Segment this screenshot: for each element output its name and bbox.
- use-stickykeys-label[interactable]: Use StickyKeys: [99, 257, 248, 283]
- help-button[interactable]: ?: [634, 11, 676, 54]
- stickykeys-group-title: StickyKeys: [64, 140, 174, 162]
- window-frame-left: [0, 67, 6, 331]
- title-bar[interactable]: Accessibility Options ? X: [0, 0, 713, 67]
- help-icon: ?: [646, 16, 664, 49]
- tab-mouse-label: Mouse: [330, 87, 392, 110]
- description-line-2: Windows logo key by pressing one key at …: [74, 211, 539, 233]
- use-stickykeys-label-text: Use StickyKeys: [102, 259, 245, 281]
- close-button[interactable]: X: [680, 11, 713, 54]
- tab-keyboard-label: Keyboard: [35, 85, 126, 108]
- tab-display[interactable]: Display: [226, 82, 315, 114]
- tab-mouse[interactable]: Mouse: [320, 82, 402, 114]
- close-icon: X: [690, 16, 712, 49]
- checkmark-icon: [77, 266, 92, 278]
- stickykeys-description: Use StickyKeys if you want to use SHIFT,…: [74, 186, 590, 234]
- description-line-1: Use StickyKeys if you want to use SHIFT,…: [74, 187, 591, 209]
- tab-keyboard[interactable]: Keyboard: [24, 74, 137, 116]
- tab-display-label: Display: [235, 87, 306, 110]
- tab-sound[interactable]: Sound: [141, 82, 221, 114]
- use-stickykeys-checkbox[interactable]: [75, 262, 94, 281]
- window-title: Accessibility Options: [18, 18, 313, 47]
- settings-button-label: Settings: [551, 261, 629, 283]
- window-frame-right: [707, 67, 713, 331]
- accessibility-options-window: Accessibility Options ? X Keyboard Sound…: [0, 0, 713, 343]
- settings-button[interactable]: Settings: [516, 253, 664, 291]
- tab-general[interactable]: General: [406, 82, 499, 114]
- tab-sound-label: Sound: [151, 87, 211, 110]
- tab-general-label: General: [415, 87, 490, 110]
------------------------------------------------
Copy the listing above line for line, with no changes.

Segment this screenshot: for each element output its name and bbox.
- use-stickykeys-label[interactable]: Use StickyKeys: [99, 257, 248, 283]
- help-button[interactable]: ?: [634, 11, 676, 54]
- stickykeys-group-title: StickyKeys: [64, 140, 174, 162]
- window-frame-left: [0, 67, 6, 331]
- title-bar[interactable]: Accessibility Options ? X: [0, 0, 713, 67]
- help-icon: ?: [646, 16, 664, 49]
- tab-mouse-label: Mouse: [330, 87, 392, 110]
- description-line-2: Windows logo key by pressing one key at …: [74, 211, 539, 233]
- use-stickykeys-label-text: Use StickyKeys: [102, 259, 245, 281]
- close-button[interactable]: X: [680, 11, 713, 54]
- tab-keyboard-label: Keyboard: [35, 85, 126, 108]
- tab-display[interactable]: Display: [226, 82, 315, 114]
- tab-mouse[interactable]: Mouse: [320, 82, 402, 114]
- close-icon: X: [690, 16, 712, 49]
- checkmark-icon: [77, 266, 92, 278]
- stickykeys-description: Use StickyKeys if you want to use SHIFT,…: [74, 186, 590, 234]
- description-line-1: Use StickyKeys if you want to use SHIFT,…: [74, 187, 591, 209]
- tab-keyboard[interactable]: Keyboard: [24, 74, 137, 116]
- tab-display-label: Display: [235, 87, 306, 110]
- tab-sound[interactable]: Sound: [141, 82, 221, 114]
- use-stickykeys-checkbox[interactable]: [75, 262, 94, 281]
- window-title: Accessibility Options: [18, 18, 313, 47]
- settings-button-label: Settings: [551, 261, 629, 283]
- window-frame-right: [707, 67, 713, 331]
- accessibility-options-window: Accessibility Options ? X Keyboard Sound…: [0, 0, 713, 343]
- settings-button[interactable]: Settings: [516, 253, 664, 291]
- tab-general[interactable]: General: [406, 82, 499, 114]
- tab-sound-label: Sound: [151, 87, 211, 110]
- tab-general-label: General: [415, 87, 490, 110]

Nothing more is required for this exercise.